- [Task] Report every line in the listing that contains the string "高处坠落".

[Data excerpts]
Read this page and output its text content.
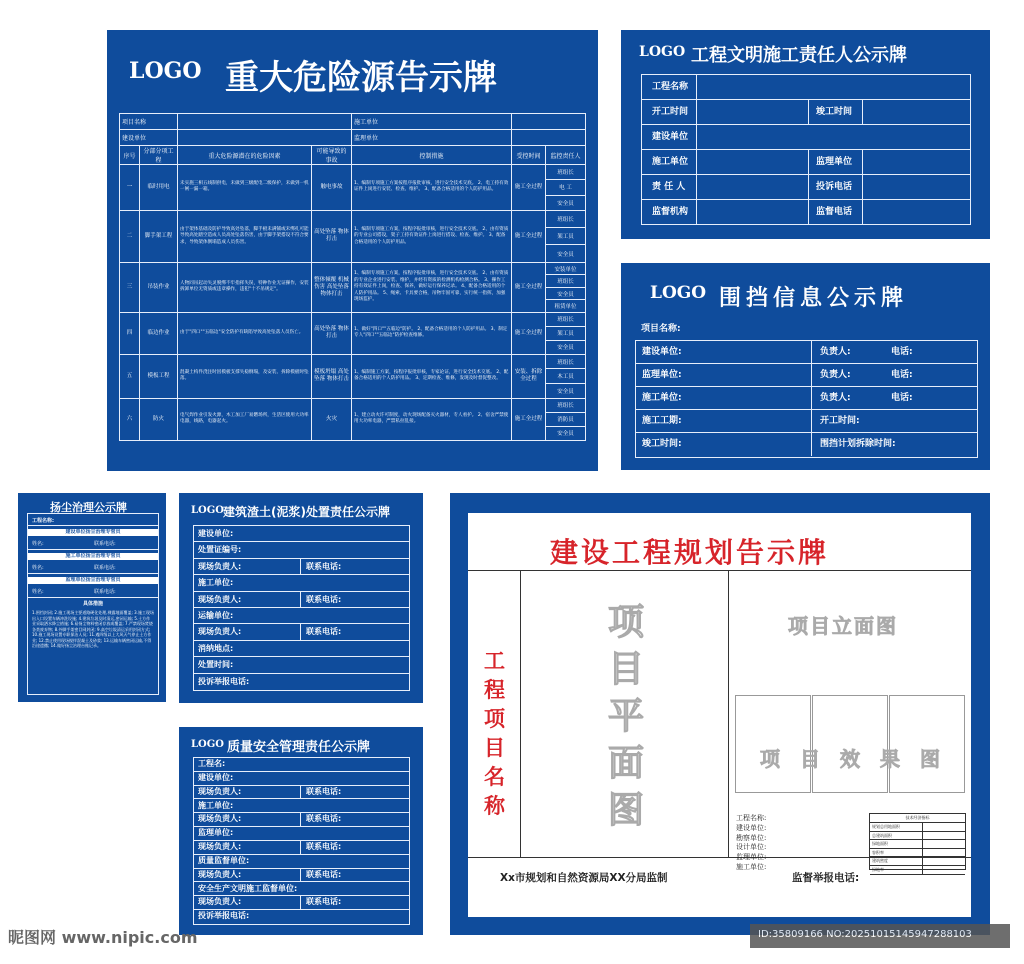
LOGO 重大危险源告示牌
项目名称				施工单位		
建设单位				监理单位		
序号	分部分项工程	重大危险源潜在的危险因素	可能导致的事故	控制措施	受控时间	监控责任人
一	临时用电	未实施三相五线制供电，未做到三级配电二级保护，未做到一机一闸一漏一箱。	触电事故	1、编制专项施工方案按程序报批审核，进行安全技术交底。 2、电工持有效证件上岗进行安装、检查、维护。 3、配备合格适用的个人防护用品。	施工全过程	班组长
						电 工
						安全员
二	脚手架工程	由于架体基础及防护导致高处坠落，脚手板未满铺或未绑扎可能导致高处踏空造成人员高处坠落伤害，由于脚手架搭设不符合要求，导致架体倒塌造成人员伤害。	高处坠落 物体打击	1、编制专项施工方案，按程序报批审核，进行安全技术交底。 2、由有资质的专业公司搭设，架子工持有效证件上岗进行搭设、检查、维护。 3、配备合格适用的个人防护用品。	施工全过程	班组长
						架工员
						安全员
三	吊装作业	人物同吊起动失灵脱绑不牢指挥失误，特种作业无证操作，安装拆卸单位无资质或违章操作，违犯"十不吊规定"。	整体倾覆 机械伤害 高处坠落 物体打击	1、编制专项施工方案，按程序报批审核，进行安全技术交底。 2、由有资质的专业企业进行安装、维护，并经有资质的检测机构检测合格。 3、操作工持有效证件上岗，检查、保养，做好运行保养记录。 4、配备合格适用的个人防护用品。 5、绳索、卡具要合格，吊物牢固可靠，实行统一指挥，加强现场监护。	施工全过程	安装单位
						班组长
						安全员
						租赁单位
四	临边作业	由于"四口""五临边"安全防护有缺陷导致高处坠落人员伤亡。	高处坠落 物体打击	1、做好"四口""五临边"防护。 2、配备合格适用的个人防护用品。 3、制定专人"四口""五临边"防护检查维修。	施工全过程	班组长
						架工员
						安全员
五	模板工程	混凝土构件浇注时因模板支撑失稳倒塌，及安装、拆除模板时坠落。	模板坍塌 高处坠落 物体打击	1、编制施工方案，按程序报批审核，专家论证，进行安全技术交底。 2、配备合格适用的个人防护用品。 3、定期检查、维修，发现及时督促整改。	安装、拆除全过程	班组长
						木工员
						安全员
六	防火	电气焊作业引发火源，木工加工厂易燃场所，生活区使用大功率电器，线路，电器起火。	火灾	1、建立动火许可制度，动火现场配备灭火器材，专人看护。 2、宿舍严禁使用大功率电器，严禁私拉乱接。	施工全过程	班组长
						消防员
						安全员
LOGO 工程文明施工责任人公示牌
工程名称
开工时间	竣工时间
建设单位
施工单位	监理单位
责 任 人	投诉电话
监督机构	监督电话
LOGO 围挡信息公示牌
项目名称:
建设单位:	负责人:	电话:
监理单位:	负责人:	电话:
施工单位:	负责人:	电话:
施工工期:	开工时间:
竣工时间:	围挡计划拆除时间:
扬尘治理公示牌
工程名称:
建设单位扬尘治理专管员
姓名:	联系电话:
施工单位扬尘治理专管员
姓名:	联系电话:
监理单位扬尘治理专管员
姓名:	联系电话:
具体措施
1.围挡封闭; 2.施工现场主要道路硬化处理,裸露地面覆盖; 3.施工现场出入口设置车辆冲洗设施; 4.建筑垃圾及时清运,密闭运输; 5.土方作业采取洒水降尘措施; 6.易扬尘物料密闭存放或覆盖; 7.严禁现场焚烧各类废弃物; 8.外脚手架密目网封闭; 9.高空垃圾清运采用封闭方式; 10.施工现场设置专职保洁人员; 11.遇四级以上大风天气停止土方作业; 12.禁止使用现场搅拌混凝土及砂浆; 13.运输车辆密闭运输,不得沿途遗撒; 14.做好扬尘治理台账记录。
LOGO 建筑渣土(泥浆)处置责任公示牌
建设单位:
处置证编号:
现场负责人:	联系电话:
施工单位:
现场负责人:	联系电话:
运输单位:
现场负责人:	联系电话:
消纳地点:
处置时间:
投诉举报电话:
LOGO 质量安全管理责任公示牌
工程名:
建设单位:
现场负责人:	联系电话:
施工单位:
现场负责人:	联系电话:
监理单位:
现场负责人:	联系电话:
质量监督单位:
现场负责人:	联系电话:
安全生产文明施工监督单位:
现场负责人:	联系电话:
投诉举报电话:
建设工程规划告示牌
工程项目名称
项目平面图
项目立面图
项目效果图
工程名称:
建设单位:
勘察单位:
设计单位:
监理单位:
施工单位:
技术经济指标
规划总用地面积
总建筑面积
绿地面积
容积率
建筑密度
绿地率
Xx市规划和自然资源局XX分局监制	监督举报电话:
昵图网 www.nipic.com	ID:35809166 NO:20251015145947288103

- [Written response]
二	脚手架工程	由于架体基础及防护导致高处坠落，脚手板未满铺或未绑扎可能导致高处踏空造成人员高处坠落伤害，由于脚手架搭设不符合要求，导致架体倒塌造成人员伤害。	高处坠落 物体打击	1、编制专项施工方案，按程序报批审核，进行安全技术交底。 2、由有资质的专业公司搭设，架子工持有效证件上岗进行搭设、检查、维护。 3、配备合格适用的个人防护用品。	施工全过程	班组长
三	吊装作业	人物同吊起动失灵脱绑不牢指挥失误，特种作业无证操作，安装拆卸单位无资质或违章操作，违犯"十不吊规定"。	整体倾覆 机械伤害 高处坠落 物体打击	1、编制专项施工方案，按程序报批审核，进行安全技术交底。 2、由有资质的专业企业进行安装、维护，并经有资质的检测机构检测合格。 3、操作工持有效证件上岗，检查、保养，做好运行保养记录。 4、配备合格适用的个人防护用品。 5、绳索、卡具要合格，吊物牢固可靠，实行统一指挥，加强现场监护。	施工全过程	安装单位
四	临边作业	由于"四口""五临边"安全防护有缺陷导致高处坠落人员伤亡。	高处坠落 物体打击	1、做好"四口""五临边"防护。 2、配备合格适用的个人防护用品。 3、制定专人"四口""五临边"防护检查维修。	施工全过程	班组长
五	模板工程	混凝土构件浇注时因模板支撑失稳倒塌，及安装、拆除模板时坠落。	模板坍塌 高处坠落 物体打击	1、编制施工方案，按程序报批审核，专家论证，进行安全技术交底。 2、配备合格适用的个人防护用品。 3、定期检查、维修，发现及时督促整改。	安装、拆除全过程	班组长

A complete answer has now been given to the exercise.